STATED PROBLEM: The data below should be printed in full, exactly, and without any of its images.

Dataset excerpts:
========================================================================

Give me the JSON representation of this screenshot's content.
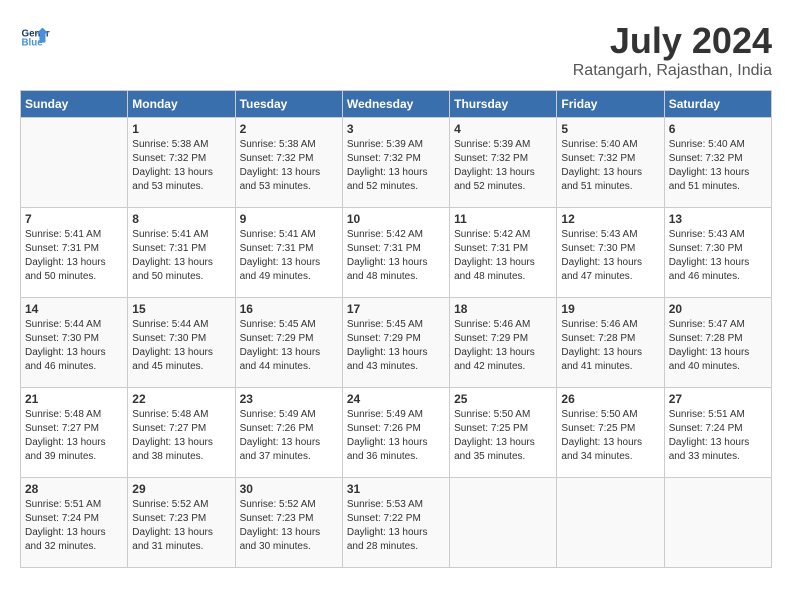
{
  "header": {
    "logo_line1": "General",
    "logo_line2": "Blue",
    "title": "July 2024",
    "subtitle": "Ratangarh, Rajasthan, India"
  },
  "weekdays": [
    "Sunday",
    "Monday",
    "Tuesday",
    "Wednesday",
    "Thursday",
    "Friday",
    "Saturday"
  ],
  "weeks": [
    [
      {
        "day": "",
        "info": ""
      },
      {
        "day": "1",
        "info": "Sunrise: 5:38 AM\nSunset: 7:32 PM\nDaylight: 13 hours\nand 53 minutes."
      },
      {
        "day": "2",
        "info": "Sunrise: 5:38 AM\nSunset: 7:32 PM\nDaylight: 13 hours\nand 53 minutes."
      },
      {
        "day": "3",
        "info": "Sunrise: 5:39 AM\nSunset: 7:32 PM\nDaylight: 13 hours\nand 52 minutes."
      },
      {
        "day": "4",
        "info": "Sunrise: 5:39 AM\nSunset: 7:32 PM\nDaylight: 13 hours\nand 52 minutes."
      },
      {
        "day": "5",
        "info": "Sunrise: 5:40 AM\nSunset: 7:32 PM\nDaylight: 13 hours\nand 51 minutes."
      },
      {
        "day": "6",
        "info": "Sunrise: 5:40 AM\nSunset: 7:32 PM\nDaylight: 13 hours\nand 51 minutes."
      }
    ],
    [
      {
        "day": "7",
        "info": "Sunrise: 5:41 AM\nSunset: 7:31 PM\nDaylight: 13 hours\nand 50 minutes."
      },
      {
        "day": "8",
        "info": "Sunrise: 5:41 AM\nSunset: 7:31 PM\nDaylight: 13 hours\nand 50 minutes."
      },
      {
        "day": "9",
        "info": "Sunrise: 5:41 AM\nSunset: 7:31 PM\nDaylight: 13 hours\nand 49 minutes."
      },
      {
        "day": "10",
        "info": "Sunrise: 5:42 AM\nSunset: 7:31 PM\nDaylight: 13 hours\nand 48 minutes."
      },
      {
        "day": "11",
        "info": "Sunrise: 5:42 AM\nSunset: 7:31 PM\nDaylight: 13 hours\nand 48 minutes."
      },
      {
        "day": "12",
        "info": "Sunrise: 5:43 AM\nSunset: 7:30 PM\nDaylight: 13 hours\nand 47 minutes."
      },
      {
        "day": "13",
        "info": "Sunrise: 5:43 AM\nSunset: 7:30 PM\nDaylight: 13 hours\nand 46 minutes."
      }
    ],
    [
      {
        "day": "14",
        "info": "Sunrise: 5:44 AM\nSunset: 7:30 PM\nDaylight: 13 hours\nand 46 minutes."
      },
      {
        "day": "15",
        "info": "Sunrise: 5:44 AM\nSunset: 7:30 PM\nDaylight: 13 hours\nand 45 minutes."
      },
      {
        "day": "16",
        "info": "Sunrise: 5:45 AM\nSunset: 7:29 PM\nDaylight: 13 hours\nand 44 minutes."
      },
      {
        "day": "17",
        "info": "Sunrise: 5:45 AM\nSunset: 7:29 PM\nDaylight: 13 hours\nand 43 minutes."
      },
      {
        "day": "18",
        "info": "Sunrise: 5:46 AM\nSunset: 7:29 PM\nDaylight: 13 hours\nand 42 minutes."
      },
      {
        "day": "19",
        "info": "Sunrise: 5:46 AM\nSunset: 7:28 PM\nDaylight: 13 hours\nand 41 minutes."
      },
      {
        "day": "20",
        "info": "Sunrise: 5:47 AM\nSunset: 7:28 PM\nDaylight: 13 hours\nand 40 minutes."
      }
    ],
    [
      {
        "day": "21",
        "info": "Sunrise: 5:48 AM\nSunset: 7:27 PM\nDaylight: 13 hours\nand 39 minutes."
      },
      {
        "day": "22",
        "info": "Sunrise: 5:48 AM\nSunset: 7:27 PM\nDaylight: 13 hours\nand 38 minutes."
      },
      {
        "day": "23",
        "info": "Sunrise: 5:49 AM\nSunset: 7:26 PM\nDaylight: 13 hours\nand 37 minutes."
      },
      {
        "day": "24",
        "info": "Sunrise: 5:49 AM\nSunset: 7:26 PM\nDaylight: 13 hours\nand 36 minutes."
      },
      {
        "day": "25",
        "info": "Sunrise: 5:50 AM\nSunset: 7:25 PM\nDaylight: 13 hours\nand 35 minutes."
      },
      {
        "day": "26",
        "info": "Sunrise: 5:50 AM\nSunset: 7:25 PM\nDaylight: 13 hours\nand 34 minutes."
      },
      {
        "day": "27",
        "info": "Sunrise: 5:51 AM\nSunset: 7:24 PM\nDaylight: 13 hours\nand 33 minutes."
      }
    ],
    [
      {
        "day": "28",
        "info": "Sunrise: 5:51 AM\nSunset: 7:24 PM\nDaylight: 13 hours\nand 32 minutes."
      },
      {
        "day": "29",
        "info": "Sunrise: 5:52 AM\nSunset: 7:23 PM\nDaylight: 13 hours\nand 31 minutes."
      },
      {
        "day": "30",
        "info": "Sunrise: 5:52 AM\nSunset: 7:23 PM\nDaylight: 13 hours\nand 30 minutes."
      },
      {
        "day": "31",
        "info": "Sunrise: 5:53 AM\nSunset: 7:22 PM\nDaylight: 13 hours\nand 28 minutes."
      },
      {
        "day": "",
        "info": ""
      },
      {
        "day": "",
        "info": ""
      },
      {
        "day": "",
        "info": ""
      }
    ]
  ]
}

========================================================================

CORRECT OUTPUT:
Give me the JSON representation of this screenshot's content.
{
  "header": {
    "logo_line1": "General",
    "logo_line2": "Blue",
    "title": "July 2024",
    "subtitle": "Ratangarh, Rajasthan, India"
  },
  "weekdays": [
    "Sunday",
    "Monday",
    "Tuesday",
    "Wednesday",
    "Thursday",
    "Friday",
    "Saturday"
  ],
  "weeks": [
    [
      {
        "day": "",
        "info": ""
      },
      {
        "day": "1",
        "info": "Sunrise: 5:38 AM\nSunset: 7:32 PM\nDaylight: 13 hours\nand 53 minutes."
      },
      {
        "day": "2",
        "info": "Sunrise: 5:38 AM\nSunset: 7:32 PM\nDaylight: 13 hours\nand 53 minutes."
      },
      {
        "day": "3",
        "info": "Sunrise: 5:39 AM\nSunset: 7:32 PM\nDaylight: 13 hours\nand 52 minutes."
      },
      {
        "day": "4",
        "info": "Sunrise: 5:39 AM\nSunset: 7:32 PM\nDaylight: 13 hours\nand 52 minutes."
      },
      {
        "day": "5",
        "info": "Sunrise: 5:40 AM\nSunset: 7:32 PM\nDaylight: 13 hours\nand 51 minutes."
      },
      {
        "day": "6",
        "info": "Sunrise: 5:40 AM\nSunset: 7:32 PM\nDaylight: 13 hours\nand 51 minutes."
      }
    ],
    [
      {
        "day": "7",
        "info": "Sunrise: 5:41 AM\nSunset: 7:31 PM\nDaylight: 13 hours\nand 50 minutes."
      },
      {
        "day": "8",
        "info": "Sunrise: 5:41 AM\nSunset: 7:31 PM\nDaylight: 13 hours\nand 50 minutes."
      },
      {
        "day": "9",
        "info": "Sunrise: 5:41 AM\nSunset: 7:31 PM\nDaylight: 13 hours\nand 49 minutes."
      },
      {
        "day": "10",
        "info": "Sunrise: 5:42 AM\nSunset: 7:31 PM\nDaylight: 13 hours\nand 48 minutes."
      },
      {
        "day": "11",
        "info": "Sunrise: 5:42 AM\nSunset: 7:31 PM\nDaylight: 13 hours\nand 48 minutes."
      },
      {
        "day": "12",
        "info": "Sunrise: 5:43 AM\nSunset: 7:30 PM\nDaylight: 13 hours\nand 47 minutes."
      },
      {
        "day": "13",
        "info": "Sunrise: 5:43 AM\nSunset: 7:30 PM\nDaylight: 13 hours\nand 46 minutes."
      }
    ],
    [
      {
        "day": "14",
        "info": "Sunrise: 5:44 AM\nSunset: 7:30 PM\nDaylight: 13 hours\nand 46 minutes."
      },
      {
        "day": "15",
        "info": "Sunrise: 5:44 AM\nSunset: 7:30 PM\nDaylight: 13 hours\nand 45 minutes."
      },
      {
        "day": "16",
        "info": "Sunrise: 5:45 AM\nSunset: 7:29 PM\nDaylight: 13 hours\nand 44 minutes."
      },
      {
        "day": "17",
        "info": "Sunrise: 5:45 AM\nSunset: 7:29 PM\nDaylight: 13 hours\nand 43 minutes."
      },
      {
        "day": "18",
        "info": "Sunrise: 5:46 AM\nSunset: 7:29 PM\nDaylight: 13 hours\nand 42 minutes."
      },
      {
        "day": "19",
        "info": "Sunrise: 5:46 AM\nSunset: 7:28 PM\nDaylight: 13 hours\nand 41 minutes."
      },
      {
        "day": "20",
        "info": "Sunrise: 5:47 AM\nSunset: 7:28 PM\nDaylight: 13 hours\nand 40 minutes."
      }
    ],
    [
      {
        "day": "21",
        "info": "Sunrise: 5:48 AM\nSunset: 7:27 PM\nDaylight: 13 hours\nand 39 minutes."
      },
      {
        "day": "22",
        "info": "Sunrise: 5:48 AM\nSunset: 7:27 PM\nDaylight: 13 hours\nand 38 minutes."
      },
      {
        "day": "23",
        "info": "Sunrise: 5:49 AM\nSunset: 7:26 PM\nDaylight: 13 hours\nand 37 minutes."
      },
      {
        "day": "24",
        "info": "Sunrise: 5:49 AM\nSunset: 7:26 PM\nDaylight: 13 hours\nand 36 minutes."
      },
      {
        "day": "25",
        "info": "Sunrise: 5:50 AM\nSunset: 7:25 PM\nDaylight: 13 hours\nand 35 minutes."
      },
      {
        "day": "26",
        "info": "Sunrise: 5:50 AM\nSunset: 7:25 PM\nDaylight: 13 hours\nand 34 minutes."
      },
      {
        "day": "27",
        "info": "Sunrise: 5:51 AM\nSunset: 7:24 PM\nDaylight: 13 hours\nand 33 minutes."
      }
    ],
    [
      {
        "day": "28",
        "info": "Sunrise: 5:51 AM\nSunset: 7:24 PM\nDaylight: 13 hours\nand 32 minutes."
      },
      {
        "day": "29",
        "info": "Sunrise: 5:52 AM\nSunset: 7:23 PM\nDaylight: 13 hours\nand 31 minutes."
      },
      {
        "day": "30",
        "info": "Sunrise: 5:52 AM\nSunset: 7:23 PM\nDaylight: 13 hours\nand 30 minutes."
      },
      {
        "day": "31",
        "info": "Sunrise: 5:53 AM\nSunset: 7:22 PM\nDaylight: 13 hours\nand 28 minutes."
      },
      {
        "day": "",
        "info": ""
      },
      {
        "day": "",
        "info": ""
      },
      {
        "day": "",
        "info": ""
      }
    ]
  ]
}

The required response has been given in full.